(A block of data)
*-*-*

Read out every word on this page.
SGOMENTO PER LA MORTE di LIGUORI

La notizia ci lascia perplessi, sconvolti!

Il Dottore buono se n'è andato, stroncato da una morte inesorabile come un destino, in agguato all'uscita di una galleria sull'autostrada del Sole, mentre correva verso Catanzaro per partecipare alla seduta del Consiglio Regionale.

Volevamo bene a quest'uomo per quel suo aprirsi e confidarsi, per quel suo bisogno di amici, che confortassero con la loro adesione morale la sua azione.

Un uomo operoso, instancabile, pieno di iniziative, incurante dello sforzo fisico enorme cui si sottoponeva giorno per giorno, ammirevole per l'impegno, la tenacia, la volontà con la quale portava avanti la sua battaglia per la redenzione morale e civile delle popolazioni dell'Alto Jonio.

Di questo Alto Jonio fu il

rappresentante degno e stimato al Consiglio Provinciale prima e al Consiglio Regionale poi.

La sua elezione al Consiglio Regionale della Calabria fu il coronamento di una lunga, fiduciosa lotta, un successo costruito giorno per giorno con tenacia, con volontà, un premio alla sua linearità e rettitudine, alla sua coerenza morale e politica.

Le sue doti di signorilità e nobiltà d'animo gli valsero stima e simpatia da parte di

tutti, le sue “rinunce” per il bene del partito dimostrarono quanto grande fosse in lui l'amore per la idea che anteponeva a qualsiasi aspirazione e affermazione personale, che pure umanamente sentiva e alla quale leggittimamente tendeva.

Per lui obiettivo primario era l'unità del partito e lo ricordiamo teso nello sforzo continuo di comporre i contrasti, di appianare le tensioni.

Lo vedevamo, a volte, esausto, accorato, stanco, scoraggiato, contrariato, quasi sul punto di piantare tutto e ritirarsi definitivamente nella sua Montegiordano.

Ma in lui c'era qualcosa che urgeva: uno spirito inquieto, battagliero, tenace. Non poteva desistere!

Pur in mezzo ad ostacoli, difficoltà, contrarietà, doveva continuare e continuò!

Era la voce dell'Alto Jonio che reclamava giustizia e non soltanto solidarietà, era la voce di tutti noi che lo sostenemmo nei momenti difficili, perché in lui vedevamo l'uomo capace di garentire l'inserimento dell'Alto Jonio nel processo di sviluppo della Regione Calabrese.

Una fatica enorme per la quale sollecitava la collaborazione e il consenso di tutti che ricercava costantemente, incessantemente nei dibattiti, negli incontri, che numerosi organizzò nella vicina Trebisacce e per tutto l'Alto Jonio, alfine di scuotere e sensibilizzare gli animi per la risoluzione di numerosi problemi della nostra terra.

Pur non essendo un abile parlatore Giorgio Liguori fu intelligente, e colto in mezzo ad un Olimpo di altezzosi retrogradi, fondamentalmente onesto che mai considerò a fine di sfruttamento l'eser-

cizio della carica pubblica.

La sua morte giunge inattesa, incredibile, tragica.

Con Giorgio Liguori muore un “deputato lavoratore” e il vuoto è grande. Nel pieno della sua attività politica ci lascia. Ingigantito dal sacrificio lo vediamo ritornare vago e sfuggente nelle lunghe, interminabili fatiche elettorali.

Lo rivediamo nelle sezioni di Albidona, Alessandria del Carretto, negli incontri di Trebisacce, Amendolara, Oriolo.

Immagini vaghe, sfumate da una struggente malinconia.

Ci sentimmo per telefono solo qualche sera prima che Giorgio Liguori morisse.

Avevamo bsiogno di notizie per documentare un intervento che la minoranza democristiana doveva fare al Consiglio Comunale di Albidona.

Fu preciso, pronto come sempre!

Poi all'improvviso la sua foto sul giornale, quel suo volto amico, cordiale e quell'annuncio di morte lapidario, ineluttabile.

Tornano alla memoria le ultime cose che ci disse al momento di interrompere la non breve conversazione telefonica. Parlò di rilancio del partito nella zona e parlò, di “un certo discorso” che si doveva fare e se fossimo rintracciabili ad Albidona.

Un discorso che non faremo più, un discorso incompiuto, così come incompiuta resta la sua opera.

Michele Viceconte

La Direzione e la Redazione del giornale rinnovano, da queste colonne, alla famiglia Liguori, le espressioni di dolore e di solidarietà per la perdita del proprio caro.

*-*-*

### Exercise
Make an exact copy of every line in the data.

### Result of the task
Read out every word on this page.
SGOMENTO PER LA MORTE di LIGUORI

La notizia ci lascia perplessi, sconvolti!

Il Dottore buono se n'è andato, stroncato da una morte inesorabile come un destino, in agguato all'uscita di una galleria sull'autostrada del Sole, mentre correva verso Catanzaro per partecipare alla seduta del Consiglio Regionale.

Volevamo bene a quest'uomo per quel suo aprirsi e confidarsi, per quel suo bisogno di amici, che confortassero con la loro adesione morale la sua azione.

Un uomo operoso, instancabile, pieno di iniziative, incurante dello sforzo fisico enorme cui si sottoponeva giorno per giorno, ammirevole per l'impegno, la tenacia, la volontà con la quale portava avanti la sua battaglia per la redenzione morale e civile delle popolazioni dell'Alto Jonio.

Di questo Alto Jonio fu il

rappresentante degno e stimato al Consiglio Provinciale prima e al Consiglio Regionale poi.

La sua elezione al Consiglio Regionale della Calabria fu il coronamento di una lunga, fiduciosa lotta, un successo costruito giorno per giorno con tenacia, con volontà, un premio alla sua linearità e rettitudine, alla sua coerenza morale e politica.

Le sue doti di signorilità e nobiltà d'animo gli valsero stima e simpatia da parte di

tutti, le sue “rinunce” per il bene del partito dimostrarono quanto grande fosse in lui l'amore per la idea che anteponeva a qualsiasi aspirazione e affermazione personale, che pure umanamente sentiva e alla quale leggittimamente tendeva.

Per lui obiettivo primario era l'unità del partito e lo ricordiamo teso nello sforzo continuo di comporre i contrasti, di appianare le tensioni.

Lo vedevamo, a volte, esausto, accorato, stanco, scoraggiato, contrariato, quasi sul punto di piantare tutto e ritirarsi definitivamente nella sua Montegiordano.

Ma in lui c'era qualcosa che urgeva: uno spirito inquieto, battagliero, tenace. Non poteva desistere!

Pur in mezzo ad ostacoli, difficoltà, contrarietà, doveva continuare e continuò!

Era la voce dell'Alto Jonio che reclamava giustizia e non soltanto solidarietà, era la voce di tutti noi che lo sostenemmo nei momenti difficili, perché in lui vedevamo l'uomo capace di garentire l'inserimento dell'Alto Jonio nel processo di sviluppo della Regione Calabrese.

Una fatica enorme per la quale sollecitava la collaborazione e il consenso di tutti che ricercava costantemente, incessantemente nei dibattiti, negli incontri, che numerosi organizzò nella vicina Trebisacce e per tutto l'Alto Jonio, alfine di scuotere e sensibilizzare gli animi per la risoluzione di numerosi problemi della nostra terra.

Pur non essendo un abile parlatore Giorgio Liguori fu intelligente, e colto in mezzo ad un Olimpo di altezzosi retrogradi, fondamentalmente onesto che mai considerò a fine di sfruttamento l'eser-

cizio della carica pubblica.

La sua morte giunge inattesa, incredibile, tragica.

Con Giorgio Liguori muore un “deputato lavoratore” e il vuoto è grande. Nel pieno della sua attività politica ci lascia. Ingigantito dal sacrificio lo vediamo ritornare vago e sfuggente nelle lunghe, interminabili fatiche elettorali.

Lo rivediamo nelle sezioni di Albidona, Alessandria del Carretto, negli incontri di Trebisacce, Amendolara, Oriolo.

Immagini vaghe, sfumate da una struggente malinconia.

Ci sentimmo per telefono solo qualche sera prima che Giorgio Liguori morisse.

Avevamo bsiogno di notizie per documentare un intervento che la minoranza democristiana doveva fare al Consiglio Comunale di Albidona.

Fu preciso, pronto come sempre!

Poi all'improvviso la sua foto sul giornale, quel suo volto amico, cordiale e quell'annuncio di morte lapidario, ineluttabile.

Tornano alla memoria le ultime cose che ci disse al momento di interrompere la non breve conversazione telefonica. Parlò di rilancio del partito nella zona e parlò, di “un certo discorso” che si doveva fare e se fossimo rintracciabili ad Albidona.

Un discorso che non faremo più, un discorso incompiuto, così come incompiuta resta la sua opera.

Michele Viceconte

La Direzione e la Redazione del giornale rinnovano, da queste colonne, alla famiglia Liguori, le espressioni di dolore e di solidarietà per la perdita del proprio caro.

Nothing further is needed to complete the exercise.